## YOUR OBJECTIVE:
Type out every line below exactly as it reads.

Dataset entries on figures
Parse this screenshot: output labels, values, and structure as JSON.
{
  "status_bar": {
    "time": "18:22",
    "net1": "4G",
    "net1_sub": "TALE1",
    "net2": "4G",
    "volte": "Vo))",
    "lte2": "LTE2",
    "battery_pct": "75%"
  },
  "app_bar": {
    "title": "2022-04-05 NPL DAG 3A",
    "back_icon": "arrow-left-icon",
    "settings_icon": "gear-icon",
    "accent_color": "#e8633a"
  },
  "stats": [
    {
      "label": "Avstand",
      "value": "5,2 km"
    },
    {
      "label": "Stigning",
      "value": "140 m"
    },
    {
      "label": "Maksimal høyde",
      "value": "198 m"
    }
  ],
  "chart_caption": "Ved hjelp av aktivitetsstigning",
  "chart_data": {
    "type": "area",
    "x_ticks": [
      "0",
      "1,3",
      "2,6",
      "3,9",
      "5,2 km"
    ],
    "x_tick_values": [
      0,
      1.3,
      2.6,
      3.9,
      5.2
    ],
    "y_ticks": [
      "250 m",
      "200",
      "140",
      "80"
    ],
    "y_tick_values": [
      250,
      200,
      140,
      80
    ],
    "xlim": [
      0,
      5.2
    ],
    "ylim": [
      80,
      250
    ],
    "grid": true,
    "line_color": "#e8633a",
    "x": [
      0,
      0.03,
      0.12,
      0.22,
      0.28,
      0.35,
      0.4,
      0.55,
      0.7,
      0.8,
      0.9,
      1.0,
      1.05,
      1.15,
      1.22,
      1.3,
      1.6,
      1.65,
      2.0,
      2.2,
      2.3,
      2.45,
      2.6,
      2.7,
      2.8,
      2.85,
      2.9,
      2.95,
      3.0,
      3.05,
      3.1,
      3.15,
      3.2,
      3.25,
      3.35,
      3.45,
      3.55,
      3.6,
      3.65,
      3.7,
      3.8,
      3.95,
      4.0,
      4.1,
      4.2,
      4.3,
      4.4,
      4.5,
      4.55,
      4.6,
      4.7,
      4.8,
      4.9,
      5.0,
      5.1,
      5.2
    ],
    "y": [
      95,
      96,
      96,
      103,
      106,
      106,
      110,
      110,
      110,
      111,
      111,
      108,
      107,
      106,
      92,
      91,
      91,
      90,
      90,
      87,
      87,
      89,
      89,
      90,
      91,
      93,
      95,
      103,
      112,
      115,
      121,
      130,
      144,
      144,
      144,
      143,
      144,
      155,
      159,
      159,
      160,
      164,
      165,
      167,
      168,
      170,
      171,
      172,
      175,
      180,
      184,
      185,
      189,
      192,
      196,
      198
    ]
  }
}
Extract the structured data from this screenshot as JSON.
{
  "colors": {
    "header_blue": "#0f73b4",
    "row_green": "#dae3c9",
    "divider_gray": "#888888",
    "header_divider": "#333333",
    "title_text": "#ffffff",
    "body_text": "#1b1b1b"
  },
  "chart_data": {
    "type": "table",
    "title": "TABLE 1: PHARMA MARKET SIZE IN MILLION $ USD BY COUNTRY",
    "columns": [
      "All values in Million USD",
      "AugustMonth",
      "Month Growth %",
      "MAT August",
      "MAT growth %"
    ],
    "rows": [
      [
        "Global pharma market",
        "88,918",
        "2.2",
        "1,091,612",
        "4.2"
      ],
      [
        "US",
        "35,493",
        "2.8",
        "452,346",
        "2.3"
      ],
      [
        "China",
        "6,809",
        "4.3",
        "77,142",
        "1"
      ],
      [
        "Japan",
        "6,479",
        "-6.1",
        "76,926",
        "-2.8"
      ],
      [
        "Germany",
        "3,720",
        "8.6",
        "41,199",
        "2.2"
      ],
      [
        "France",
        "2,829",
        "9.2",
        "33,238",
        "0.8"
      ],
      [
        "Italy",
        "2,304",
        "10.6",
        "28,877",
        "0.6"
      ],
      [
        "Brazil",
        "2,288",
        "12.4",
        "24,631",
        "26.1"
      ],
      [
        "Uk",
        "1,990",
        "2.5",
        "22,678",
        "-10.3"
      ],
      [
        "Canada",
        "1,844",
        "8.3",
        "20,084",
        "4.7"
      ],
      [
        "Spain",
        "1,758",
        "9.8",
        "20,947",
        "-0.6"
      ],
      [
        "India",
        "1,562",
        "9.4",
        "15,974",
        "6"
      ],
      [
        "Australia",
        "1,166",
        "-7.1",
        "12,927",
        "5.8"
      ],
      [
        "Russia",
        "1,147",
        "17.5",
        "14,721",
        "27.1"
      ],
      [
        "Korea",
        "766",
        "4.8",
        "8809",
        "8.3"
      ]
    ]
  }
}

## WORKED ANSWER:
Parse this screenshot: output labels, values, and structure as JSON.
{
  "status_bar": {
    "time": "18:22",
    "net1": "4G",
    "net1_sub": "TALE1",
    "net2": "4G",
    "volte": "Vo))",
    "lte2": "LTE2",
    "battery_pct": "75%"
  },
  "app_bar": {
    "title": "2022-04-05 NPL DAG 3A",
    "back_icon": "arrow-left-icon",
    "settings_icon": "gear-icon",
    "accent_color": "#e8633a"
  },
  "stats": [
    {
      "label": "Avstand",
      "value": "5,2 km"
    },
    {
      "label": "Stigning",
      "value": "140 m"
    },
    {
      "label": "Maksimal høyde",
      "value": "198 m"
    }
  ],
  "chart_caption": "Ved hjelp av aktivitetsstigning",
  "chart_data": {
    "type": "area",
    "x_ticks": [
      "0",
      "1,3",
      "2,6",
      "3,9",
      "5,2 km"
    ],
    "x_tick_values": [
      0,
      1.3,
      2.6,
      3.9,
      5.2
    ],
    "y_ticks": [
      "250 m",
      "200",
      "140",
      "80"
    ],
    "y_tick_values": [
      250,
      200,
      140,
      80
    ],
    "xlim": [
      0,
      5.2
    ],
    "ylim": [
      80,
      250
    ],
    "grid": true,
    "line_color": "#e8633a",
    "x": [
      0,
      0.03,
      0.12,
      0.22,
      0.28,
      0.35,
      0.4,
      0.55,
      0.7,
      0.8,
      0.9,
      1.0,
      1.05,
      1.15,
      1.22,
      1.3,
      1.6,
      1.65,
      2.0,
      2.2,
      2.3,
      2.45,
      2.6,
      2.7,
      2.8,
      2.85,
      2.9,
      2.95,
      3.0,
      3.05,
      3.1,
      3.15,
      3.2,
      3.25,
      3.35,
      3.45,
      3.55,
      3.6,
      3.65,
      3.7,
      3.8,
      3.95,
      4.0,
      4.1,
      4.2,
      4.3,
      4.4,
      4.5,
      4.55,
      4.6,
      4.7,
      4.8,
      4.9,
      5.0,
      5.1,
      5.2
    ],
    "y": [
      95,
      96,
      96,
      103,
      106,
      106,
      110,
      110,
      110,
      111,
      111,
      108,
      107,
      106,
      92,
      91,
      91,
      90,
      90,
      87,
      87,
      89,
      89,
      90,
      91,
      93,
      95,
      103,
      112,
      115,
      121,
      130,
      144,
      144,
      144,
      143,
      144,
      155,
      159,
      159,
      160,
      164,
      165,
      167,
      168,
      170,
      171,
      172,
      175,
      180,
      184,
      185,
      189,
      192,
      196,
      198
    ]
  }
}
Extract the structured data from this screenshot as JSON.
{
  "colors": {
    "header_blue": "#0f73b4",
    "row_green": "#dae3c9",
    "divider_gray": "#888888",
    "header_divider": "#333333",
    "title_text": "#ffffff",
    "body_text": "#1b1b1b"
  },
  "chart_data": {
    "type": "table",
    "title": "TABLE 1: PHARMA MARKET SIZE IN MILLION $ USD BY COUNTRY",
    "columns": [
      "All values in Million USD",
      "AugustMonth",
      "Month Growth %",
      "MAT August",
      "MAT growth %"
    ],
    "rows": [
      [
        "Global pharma market",
        "88,918",
        "2.2",
        "1,091,612",
        "4.2"
      ],
      [
        "US",
        "35,493",
        "2.8",
        "452,346",
        "2.3"
      ],
      [
        "China",
        "6,809",
        "4.3",
        "77,142",
        "1"
      ],
      [
        "Japan",
        "6,479",
        "-6.1",
        "76,926",
        "-2.8"
      ],
      [
        "Germany",
        "3,720",
        "8.6",
        "41,199",
        "2.2"
      ],
      [
        "France",
        "2,829",
        "9.2",
        "33,238",
        "0.8"
      ],
      [
        "Italy",
        "2,304",
        "10.6",
        "28,877",
        "0.6"
      ],
      [
        "Brazil",
        "2,288",
        "12.4",
        "24,631",
        "26.1"
      ],
      [
        "Uk",
        "1,990",
        "2.5",
        "22,678",
        "-10.3"
      ],
      [
        "Canada",
        "1,844",
        "8.3",
        "20,084",
        "4.7"
      ],
      [
        "Spain",
        "1,758",
        "9.8",
        "20,947",
        "-0.6"
      ],
      [
        "India",
        "1,562",
        "9.4",
        "15,974",
        "6"
      ],
      [
        "Australia",
        "1,166",
        "-7.1",
        "12,927",
        "5.8"
      ],
      [
        "Russia",
        "1,147",
        "17.5",
        "14,721",
        "27.1"
      ],
      [
        "Korea",
        "766",
        "4.8",
        "8809",
        "8.3"
      ]
    ]
  }
}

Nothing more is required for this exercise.